#### Data section ####
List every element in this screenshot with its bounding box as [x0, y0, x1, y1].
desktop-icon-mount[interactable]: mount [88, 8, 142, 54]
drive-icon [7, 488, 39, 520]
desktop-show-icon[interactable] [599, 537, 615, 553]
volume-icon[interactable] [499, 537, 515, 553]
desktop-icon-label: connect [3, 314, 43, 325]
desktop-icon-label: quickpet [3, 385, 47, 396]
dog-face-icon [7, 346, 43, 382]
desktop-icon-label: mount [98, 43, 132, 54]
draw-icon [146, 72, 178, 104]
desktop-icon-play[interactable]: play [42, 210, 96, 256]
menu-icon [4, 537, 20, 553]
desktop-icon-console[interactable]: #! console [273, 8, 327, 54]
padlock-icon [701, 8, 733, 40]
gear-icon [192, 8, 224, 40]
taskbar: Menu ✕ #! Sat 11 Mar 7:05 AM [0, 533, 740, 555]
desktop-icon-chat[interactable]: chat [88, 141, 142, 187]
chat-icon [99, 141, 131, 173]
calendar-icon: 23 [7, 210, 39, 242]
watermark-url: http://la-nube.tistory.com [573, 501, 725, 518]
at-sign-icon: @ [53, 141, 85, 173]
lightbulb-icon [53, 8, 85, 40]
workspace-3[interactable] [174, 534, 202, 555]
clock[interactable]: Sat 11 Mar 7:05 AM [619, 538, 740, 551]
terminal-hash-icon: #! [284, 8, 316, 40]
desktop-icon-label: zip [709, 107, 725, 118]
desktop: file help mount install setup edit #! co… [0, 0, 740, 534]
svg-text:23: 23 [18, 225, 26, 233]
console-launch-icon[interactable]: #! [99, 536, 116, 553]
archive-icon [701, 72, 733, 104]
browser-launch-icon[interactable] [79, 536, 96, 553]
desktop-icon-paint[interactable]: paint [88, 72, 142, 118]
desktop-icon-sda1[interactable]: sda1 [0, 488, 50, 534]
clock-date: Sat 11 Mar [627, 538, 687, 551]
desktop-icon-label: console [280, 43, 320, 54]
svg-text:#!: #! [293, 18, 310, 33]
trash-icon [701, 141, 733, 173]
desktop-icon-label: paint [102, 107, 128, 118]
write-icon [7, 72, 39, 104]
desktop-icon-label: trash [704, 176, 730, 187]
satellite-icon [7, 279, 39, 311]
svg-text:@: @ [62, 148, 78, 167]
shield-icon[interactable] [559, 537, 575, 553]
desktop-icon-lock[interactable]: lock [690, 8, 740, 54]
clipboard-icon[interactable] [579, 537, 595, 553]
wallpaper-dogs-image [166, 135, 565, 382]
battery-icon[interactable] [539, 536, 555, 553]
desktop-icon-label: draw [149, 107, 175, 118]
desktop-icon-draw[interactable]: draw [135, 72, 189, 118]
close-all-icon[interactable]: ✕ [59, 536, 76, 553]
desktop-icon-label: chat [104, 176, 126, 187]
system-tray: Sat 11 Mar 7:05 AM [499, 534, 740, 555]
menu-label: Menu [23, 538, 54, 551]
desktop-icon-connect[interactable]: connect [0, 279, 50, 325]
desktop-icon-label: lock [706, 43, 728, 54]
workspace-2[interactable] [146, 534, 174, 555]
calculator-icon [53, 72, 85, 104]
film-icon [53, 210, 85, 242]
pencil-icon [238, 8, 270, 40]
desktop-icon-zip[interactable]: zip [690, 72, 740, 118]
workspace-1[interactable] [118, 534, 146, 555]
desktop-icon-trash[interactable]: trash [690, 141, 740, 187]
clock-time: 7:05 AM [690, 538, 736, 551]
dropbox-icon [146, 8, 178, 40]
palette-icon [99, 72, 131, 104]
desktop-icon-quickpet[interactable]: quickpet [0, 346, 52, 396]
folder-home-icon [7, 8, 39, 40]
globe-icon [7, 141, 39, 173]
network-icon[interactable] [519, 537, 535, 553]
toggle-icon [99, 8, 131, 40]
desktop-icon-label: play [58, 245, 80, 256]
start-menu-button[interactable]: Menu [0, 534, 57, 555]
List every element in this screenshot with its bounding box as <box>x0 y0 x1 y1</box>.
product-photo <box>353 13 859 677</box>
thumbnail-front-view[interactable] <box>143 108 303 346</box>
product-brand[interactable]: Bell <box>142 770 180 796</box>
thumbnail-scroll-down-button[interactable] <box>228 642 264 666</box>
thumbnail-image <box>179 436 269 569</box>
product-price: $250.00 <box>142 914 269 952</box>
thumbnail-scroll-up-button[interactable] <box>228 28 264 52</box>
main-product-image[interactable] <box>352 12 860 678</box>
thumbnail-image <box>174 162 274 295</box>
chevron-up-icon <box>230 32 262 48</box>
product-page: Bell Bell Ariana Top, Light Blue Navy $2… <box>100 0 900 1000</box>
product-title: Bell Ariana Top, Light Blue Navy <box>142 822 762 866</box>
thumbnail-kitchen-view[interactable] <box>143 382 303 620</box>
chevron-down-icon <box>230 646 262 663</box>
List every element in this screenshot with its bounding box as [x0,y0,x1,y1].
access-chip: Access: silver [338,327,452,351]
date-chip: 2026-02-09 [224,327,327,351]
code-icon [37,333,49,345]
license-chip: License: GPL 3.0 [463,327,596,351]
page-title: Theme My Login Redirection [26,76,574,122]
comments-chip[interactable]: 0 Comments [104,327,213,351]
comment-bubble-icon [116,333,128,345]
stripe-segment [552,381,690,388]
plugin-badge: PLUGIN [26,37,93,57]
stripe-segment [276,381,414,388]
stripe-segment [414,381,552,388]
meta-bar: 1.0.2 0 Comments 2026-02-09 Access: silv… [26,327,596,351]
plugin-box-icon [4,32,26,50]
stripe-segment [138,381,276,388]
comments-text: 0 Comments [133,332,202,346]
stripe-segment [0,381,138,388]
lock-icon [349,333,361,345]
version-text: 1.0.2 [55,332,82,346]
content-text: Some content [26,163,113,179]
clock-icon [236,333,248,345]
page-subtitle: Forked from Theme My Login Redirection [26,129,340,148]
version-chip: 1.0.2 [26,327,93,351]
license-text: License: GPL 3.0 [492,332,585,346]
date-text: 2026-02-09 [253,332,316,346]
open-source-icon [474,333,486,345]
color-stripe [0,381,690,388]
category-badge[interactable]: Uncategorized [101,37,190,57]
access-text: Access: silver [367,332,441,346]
####
Task goal: Please convert every line of the entries above into a JSON list of strings, with one string per line and blank lines left out.

Solution for this problem:
[
  "List every element in this screenshot with its bounding box as [x0, y0, x1, y1].",
  "desktop-icon-mount[interactable]: mount [88, 8, 142, 54]",
  "drive-icon [7, 488, 39, 520]",
  "desktop-show-icon[interactable] [599, 537, 615, 553]",
  "volume-icon[interactable] [499, 537, 515, 553]",
  "desktop-icon-label: connect [3, 314, 43, 325]",
  "desktop-icon-label: quickpet [3, 385, 47, 396]",
  "dog-face-icon [7, 346, 43, 382]",
  "desktop-icon-label: mount [98, 43, 132, 54]",
  "draw-icon [146, 72, 178, 104]",
  "desktop-icon-play[interactable]: play [42, 210, 96, 256]",
  "menu-icon [4, 537, 20, 553]",
  "desktop-icon-console[interactable]: #! console [273, 8, 327, 54]",
  "padlock-icon [701, 8, 733, 40]",
  "gear-icon [192, 8, 224, 40]",
  "taskbar: Menu ✕ #! Sat 11 Mar 7:05 AM [0, 533, 740, 555]",
  "desktop-icon-chat[interactable]: chat [88, 141, 142, 187]",
  "chat-icon [99, 141, 131, 173]",
  "calendar-icon: 23 [7, 210, 39, 242]",
  "watermark-url: http://la-nube.tistory.com [573, 501, 725, 518]",
  "at-sign-icon: @ [53, 141, 85, 173]",
  "lightbulb-icon [53, 8, 85, 40]",
  "workspace-3[interactable] [174, 534, 202, 555]",
  "clock[interactable]: Sat 11 Mar 7:05 AM [619, 538, 740, 551]",
  "terminal-hash-icon: #! [284, 8, 316, 40]",
  "desktop-icon-label: zip [709, 107, 725, 118]",
  "desktop: file help mount install setup edit #! co… [0, 0, 740, 534]",
  "svg-text:23: 23 [18, 225, 26, 233]",
  "console-launch-icon[interactable]: #! [99, 536, 116, 553]",
  "archive-icon [701, 72, 733, 104]",
  "browser-launch-icon[interactable] [79, 536, 96, 553]",
  "desktop-icon-paint[interactable]: paint [88, 72, 142, 118]",
  "desktop-icon-sda1[interactable]: sda1 [0, 488, 50, 534]",
  "clock-date: Sat 11 Mar [627, 538, 687, 551]",
  "desktop-icon-label: console [280, 43, 320, 54]",
  "svg-text:#!: #! [293, 18, 310, 33]",
  "trash-icon [701, 141, 733, 173]",
  "desktop-icon-label: paint [102, 107, 128, 118]",
  "write-icon [7, 72, 39, 104]",
  "desktop-icon-label: trash [704, 176, 730, 187]",
  "satellite-icon [7, 279, 39, 311]",
  "svg-text:@: @ [62, 148, 78, 167]",
  "shield-icon[interactable] [559, 537, 575, 553]",
  "desktop-icon-lock[interactable]: lock [690, 8, 740, 54]",
  "clipboard-icon[interactable] [579, 537, 595, 553]",
  "wallpaper-dogs-image [166, 135, 565, 382]",
  "battery-icon[interactable] [539, 536, 555, 553]",
  "desktop-icon-label: draw [149, 107, 175, 118]",
  "desktop-icon-draw[interactable]: draw [135, 72, 189, 118]",
  "close-all-icon[interactable]: ✕ [59, 536, 76, 553]",
  "desktop-icon-label: chat [104, 176, 126, 187]",
  "system-tray: Sat 11 Mar 7:05 AM [499, 534, 740, 555]",
  "menu-label: Menu [23, 538, 54, 551]",
  "desktop-icon-connect[interactable]: connect [0, 279, 50, 325]",
  "desktop-icon-label: lock [706, 43, 728, 54]",
  "workspace-2[interactable] [146, 534, 174, 555]",
  "calculator-icon [53, 72, 85, 104]",
  "film-icon [53, 210, 85, 242]",
  "pencil-icon [238, 8, 270, 40]",
  "desktop-icon-zip[interactable]: zip [690, 72, 740, 118]",
  "workspace-1[interactable] [118, 534, 146, 555]",
  "desktop-icon-trash[interactable]: trash [690, 141, 740, 187]",
  "clock-time: 7:05 AM [690, 538, 736, 551]",
  "dropbox-icon [146, 8, 178, 40]",
  "palette-icon [99, 72, 131, 104]",
  "desktop-icon-quickpet[interactable]: quickpet [0, 346, 52, 396]",
  "folder-home-icon [7, 8, 39, 40]",
  "globe-icon [7, 141, 39, 173]",
  "network-icon[interactable] [519, 537, 535, 553]",
  "toggle-icon [99, 8, 131, 40]",
  "desktop-icon-label: play [58, 245, 80, 256]",
  "start-menu-button[interactable]: Menu [0, 534, 57, 555]",
  "List every element in this screenshot with its bounding box as <box>x0 y0 x1 y1</box>.",
  "product-photo <box>353 13 859 677</box>",
  "thumbnail-front-view[interactable] <box>143 108 303 346</box>",
  "product-brand[interactable]: Bell <box>142 770 180 796</box>",
  "thumbnail-scroll-down-button[interactable] <box>228 642 264 666</box>",
  "thumbnail-image <box>179 436 269 569</box>",
  "product-price: $250.00 <box>142 914 269 952</box>",
  "thumbnail-scroll-up-button[interactable] <box>228 28 264 52</box>",
  "main-product-image[interactable] <box>352 12 860 678</box>",
  "thumbnail-image <box>174 162 274 295</box>",
  "chevron-up-icon <box>230 32 262 48</box>",
  "product-page: Bell Bell Ariana Top, Light Blue Navy $2… <box>100 0 900 1000</box>",
  "product-title: Bell Ariana Top, Light Blue Navy <box>142 822 762 866</box>",
  "thumbnail-kitchen-view[interactable] <box>143 382 303 620</box>",
  "chevron-down-icon <box>230 646 262 663</box>",
  "List every element in this screenshot with its bounding box as [x0,y0,x1,y1].",
  "access-chip: Access: silver [338,327,452,351]",
  "date-chip: 2026-02-09 [224,327,327,351]",
  "code-icon [37,333,49,345]",
  "license-chip: License: GPL 3.0 [463,327,596,351]",
  "page-title: Theme My Login Redirection [26,76,574,122]",
  "comments-chip[interactable]: 0 Comments [104,327,213,351]",
  "comment-bubble-icon [116,333,128,345]",
  "stripe-segment [552,381,690,388]",
  "plugin-badge: PLUGIN [26,37,93,57]",
  "stripe-segment [276,381,414,388]",
  "stripe-segment [414,381,552,388]",
  "meta-bar: 1.0.2 0 Comments 2026-02-09 Access: silv… [26,327,596,351]",
  "plugin-box-icon [4,32,26,50]",
  "stripe-segment [138,381,276,388]",
  "comments-text: 0 Comments [133,332,202,346]",
  "stripe-segment [0,381,138,388]",
  "lock-icon [349,333,361,345]",
  "version-text: 1.0.2 [55,332,82,346]",
  "content-text: Some content [26,163,113,179]",
  "clock-icon [236,333,248,345]",
  "page-subtitle: Forked from Theme My Login Redirection [26,129,340,148]",
  "version-chip: 1.0.2 [26,327,93,351]",
  "license-text: License: GPL 3.0 [492,332,585,346]",
  "date-text: 2026-02-09 [253,332,316,346]",
  "open-source-icon [474,333,486,345]",
  "color-stripe [0,381,690,388]",
  "category-badge[interactable]: Uncategorized [101,37,190,57]",
  "access-text: Access: silver [367,332,441,346]"
]